(Records from a dataset)
_ _ _ _ _

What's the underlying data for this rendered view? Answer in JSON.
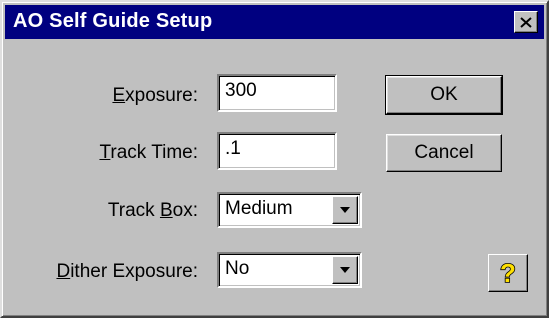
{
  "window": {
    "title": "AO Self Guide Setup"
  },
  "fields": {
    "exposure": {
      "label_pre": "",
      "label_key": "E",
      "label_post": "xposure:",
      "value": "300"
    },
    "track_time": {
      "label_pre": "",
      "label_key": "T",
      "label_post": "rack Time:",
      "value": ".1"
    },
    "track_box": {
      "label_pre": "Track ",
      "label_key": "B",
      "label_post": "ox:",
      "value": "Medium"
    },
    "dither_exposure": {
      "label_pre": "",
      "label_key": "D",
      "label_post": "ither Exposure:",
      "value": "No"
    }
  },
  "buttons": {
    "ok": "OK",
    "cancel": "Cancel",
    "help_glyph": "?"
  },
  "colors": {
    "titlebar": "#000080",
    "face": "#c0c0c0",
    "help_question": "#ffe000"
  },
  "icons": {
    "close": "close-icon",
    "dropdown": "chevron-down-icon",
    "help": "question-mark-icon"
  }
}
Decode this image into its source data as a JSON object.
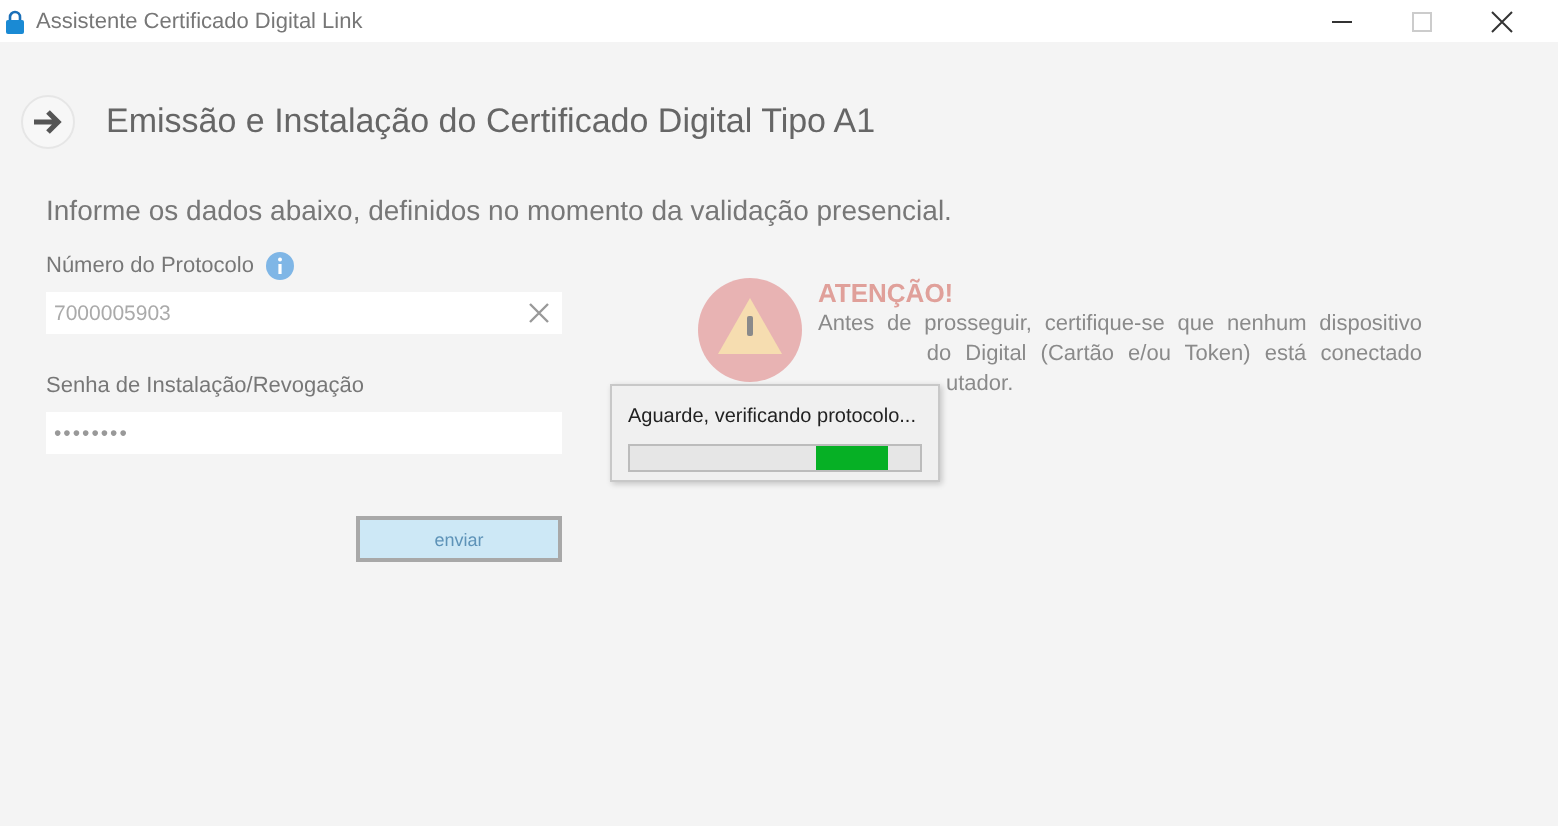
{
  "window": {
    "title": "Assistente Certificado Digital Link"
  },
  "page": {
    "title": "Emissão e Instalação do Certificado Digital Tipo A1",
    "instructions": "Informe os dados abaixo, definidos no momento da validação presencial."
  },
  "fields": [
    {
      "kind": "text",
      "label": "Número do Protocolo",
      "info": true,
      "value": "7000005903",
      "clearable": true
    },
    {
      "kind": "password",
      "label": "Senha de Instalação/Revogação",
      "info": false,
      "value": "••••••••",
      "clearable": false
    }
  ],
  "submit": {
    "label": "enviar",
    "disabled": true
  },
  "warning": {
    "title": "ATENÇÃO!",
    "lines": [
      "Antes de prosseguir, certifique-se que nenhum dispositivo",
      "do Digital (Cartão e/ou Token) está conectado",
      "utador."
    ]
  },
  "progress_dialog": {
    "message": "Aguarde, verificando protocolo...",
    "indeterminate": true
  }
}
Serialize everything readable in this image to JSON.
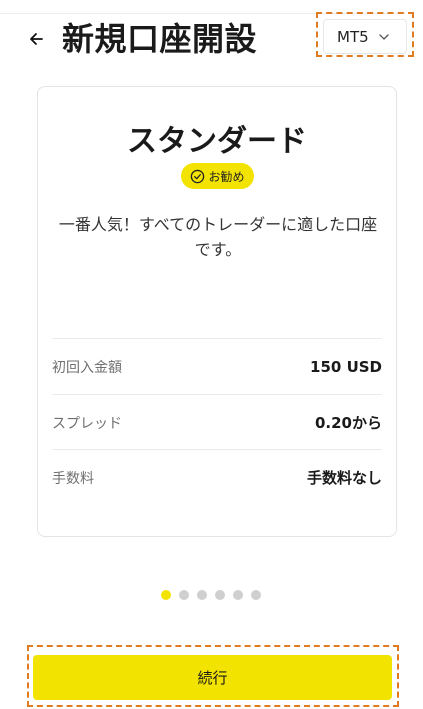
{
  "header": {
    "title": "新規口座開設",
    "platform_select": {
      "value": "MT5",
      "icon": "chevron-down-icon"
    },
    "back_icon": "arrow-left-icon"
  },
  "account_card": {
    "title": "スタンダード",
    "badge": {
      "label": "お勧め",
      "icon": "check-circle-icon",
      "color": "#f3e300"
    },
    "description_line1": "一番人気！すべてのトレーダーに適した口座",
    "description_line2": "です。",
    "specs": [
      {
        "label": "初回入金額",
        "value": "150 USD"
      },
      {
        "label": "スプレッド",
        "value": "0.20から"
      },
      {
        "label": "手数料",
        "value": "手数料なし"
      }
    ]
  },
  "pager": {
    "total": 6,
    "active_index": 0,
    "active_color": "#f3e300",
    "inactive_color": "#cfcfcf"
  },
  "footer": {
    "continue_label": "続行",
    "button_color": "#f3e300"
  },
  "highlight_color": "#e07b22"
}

_ _ _ _ _

TASK BRIEF: Omit the pictures, and quote the material above exactly as given.

THE REPLY:
What's the underlying data for this rendered view? Answer in JSON.
{
  "window": {
    "title": "AO Self Guide Setup"
  },
  "fields": {
    "exposure": {
      "label_pre": "",
      "label_key": "E",
      "label_post": "xposure:",
      "value": "300"
    },
    "track_time": {
      "label_pre": "",
      "label_key": "T",
      "label_post": "rack Time:",
      "value": ".1"
    },
    "track_box": {
      "label_pre": "Track ",
      "label_key": "B",
      "label_post": "ox:",
      "value": "Medium"
    },
    "dither_exposure": {
      "label_pre": "",
      "label_key": "D",
      "label_post": "ither Exposure:",
      "value": "No"
    }
  },
  "buttons": {
    "ok": "OK",
    "cancel": "Cancel",
    "help_glyph": "?"
  },
  "colors": {
    "titlebar": "#000080",
    "face": "#c0c0c0",
    "help_question": "#ffe000"
  },
  "icons": {
    "close": "close-icon",
    "dropdown": "chevron-down-icon",
    "help": "question-mark-icon"
  }
}
Decode this image into its source data as a JSON object.
{
  "window": {
    "title": "Assistente Certificado Digital Link"
  },
  "page": {
    "title": "Emissão e Instalação do Certificado Digital Tipo A1",
    "instructions": "Informe os dados abaixo, definidos no momento da validação presencial."
  },
  "fields": [
    {
      "kind": "text",
      "label": "Número do Protocolo",
      "info": true,
      "value": "7000005903",
      "clearable": true
    },
    {
      "kind": "password",
      "label": "Senha de Instalação/Revogação",
      "info": false,
      "value": "••••••••",
      "clearable": false
    }
  ],
  "submit": {
    "label": "enviar",
    "disabled": true
  },
  "warning": {
    "title": "ATENÇÃO!",
    "lines": [
      "Antes de prosseguir, certifique-se que nenhum dispositivo",
      "do Digital (Cartão e/ou Token) está conectado",
      "utador."
    ]
  },
  "progress_dialog": {
    "message": "Aguarde, verificando protocolo...",
    "indeterminate": true
  }
}
Serialize everything readable in this image to JSON.
{
  "header": {
    "title": "新規口座開設",
    "platform_select": {
      "value": "MT5",
      "icon": "chevron-down-icon"
    },
    "back_icon": "arrow-left-icon"
  },
  "account_card": {
    "title": "スタンダード",
    "badge": {
      "label": "お勧め",
      "icon": "check-circle-icon",
      "color": "#f3e300"
    },
    "description_line1": "一番人気！すべてのトレーダーに適した口座",
    "description_line2": "です。",
    "specs": [
      {
        "label": "初回入金額",
        "value": "150 USD"
      },
      {
        "label": "スプレッド",
        "value": "0.20から"
      },
      {
        "label": "手数料",
        "value": "手数料なし"
      }
    ]
  },
  "pager": {
    "total": 6,
    "active_index": 0,
    "active_color": "#f3e300",
    "inactive_color": "#cfcfcf"
  },
  "footer": {
    "continue_label": "続行",
    "button_color": "#f3e300"
  },
  "highlight_color": "#e07b22"
}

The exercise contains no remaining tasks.